[Request] Which lines contain the word "text"? Return each of them as written.

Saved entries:
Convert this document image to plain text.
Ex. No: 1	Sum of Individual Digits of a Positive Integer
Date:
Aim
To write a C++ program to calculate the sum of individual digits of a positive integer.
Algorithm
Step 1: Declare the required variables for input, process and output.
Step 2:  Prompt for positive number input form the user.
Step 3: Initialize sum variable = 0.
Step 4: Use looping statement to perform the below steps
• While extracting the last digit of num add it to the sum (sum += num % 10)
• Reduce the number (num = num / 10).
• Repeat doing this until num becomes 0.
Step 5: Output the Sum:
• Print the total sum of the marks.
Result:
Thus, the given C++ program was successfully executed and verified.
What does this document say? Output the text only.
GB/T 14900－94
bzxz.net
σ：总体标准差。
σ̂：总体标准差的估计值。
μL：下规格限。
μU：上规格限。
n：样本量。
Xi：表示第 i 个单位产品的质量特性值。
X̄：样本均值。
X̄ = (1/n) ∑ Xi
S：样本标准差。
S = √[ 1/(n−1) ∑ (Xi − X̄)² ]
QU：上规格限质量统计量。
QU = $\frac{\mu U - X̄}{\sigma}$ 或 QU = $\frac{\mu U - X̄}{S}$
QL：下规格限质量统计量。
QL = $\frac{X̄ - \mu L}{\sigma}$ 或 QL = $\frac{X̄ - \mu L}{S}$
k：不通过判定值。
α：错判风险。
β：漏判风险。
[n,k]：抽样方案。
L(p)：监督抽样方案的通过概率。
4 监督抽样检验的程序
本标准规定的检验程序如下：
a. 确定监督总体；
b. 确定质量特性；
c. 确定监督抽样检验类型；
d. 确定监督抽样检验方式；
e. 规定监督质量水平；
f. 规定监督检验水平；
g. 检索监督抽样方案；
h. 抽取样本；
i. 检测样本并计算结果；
* * *
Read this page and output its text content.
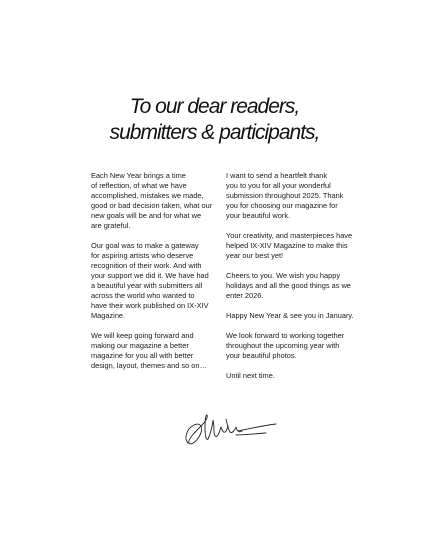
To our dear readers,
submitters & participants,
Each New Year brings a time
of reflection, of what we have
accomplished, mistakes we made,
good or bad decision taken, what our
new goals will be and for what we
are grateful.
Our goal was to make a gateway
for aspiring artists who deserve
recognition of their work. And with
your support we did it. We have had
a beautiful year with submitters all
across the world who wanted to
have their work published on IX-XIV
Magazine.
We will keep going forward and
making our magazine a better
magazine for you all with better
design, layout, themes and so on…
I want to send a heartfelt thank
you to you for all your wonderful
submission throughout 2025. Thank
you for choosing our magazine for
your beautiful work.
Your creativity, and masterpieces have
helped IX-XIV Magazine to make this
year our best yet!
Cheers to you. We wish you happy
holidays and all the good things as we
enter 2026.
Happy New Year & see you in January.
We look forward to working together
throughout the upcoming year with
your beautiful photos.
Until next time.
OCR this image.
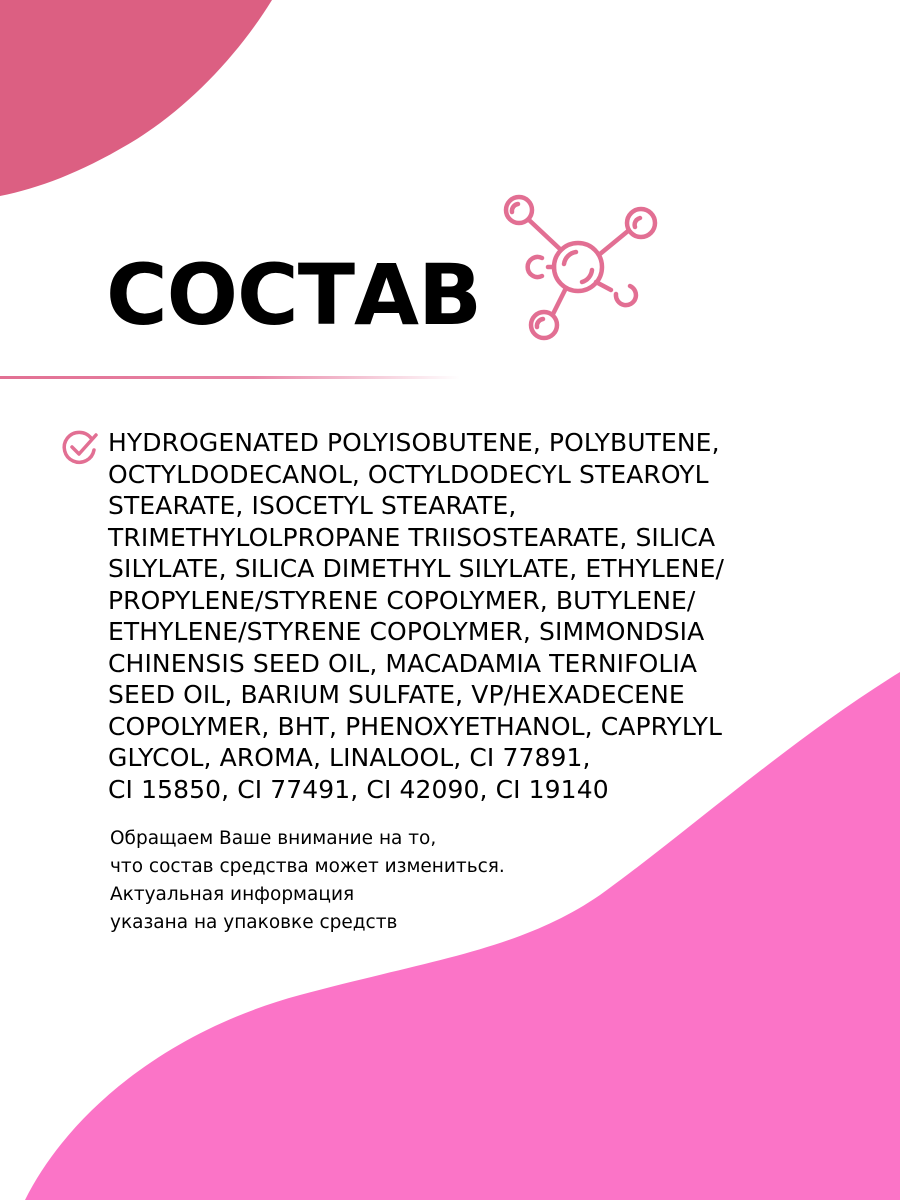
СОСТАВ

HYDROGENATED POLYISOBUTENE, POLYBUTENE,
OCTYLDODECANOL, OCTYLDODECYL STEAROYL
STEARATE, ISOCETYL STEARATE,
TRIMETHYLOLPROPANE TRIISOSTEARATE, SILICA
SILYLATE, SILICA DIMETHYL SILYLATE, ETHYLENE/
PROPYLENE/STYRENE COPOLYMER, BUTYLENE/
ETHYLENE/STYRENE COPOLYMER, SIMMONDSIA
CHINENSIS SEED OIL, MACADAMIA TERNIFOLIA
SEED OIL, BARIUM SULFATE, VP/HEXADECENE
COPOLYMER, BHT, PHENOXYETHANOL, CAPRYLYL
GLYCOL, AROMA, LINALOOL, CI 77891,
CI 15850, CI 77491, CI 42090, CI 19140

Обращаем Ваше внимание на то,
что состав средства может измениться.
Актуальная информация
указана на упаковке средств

[Response below]
Convert this document image to plain text.
What does this document say? Output the text only.
Read this page and output its text content.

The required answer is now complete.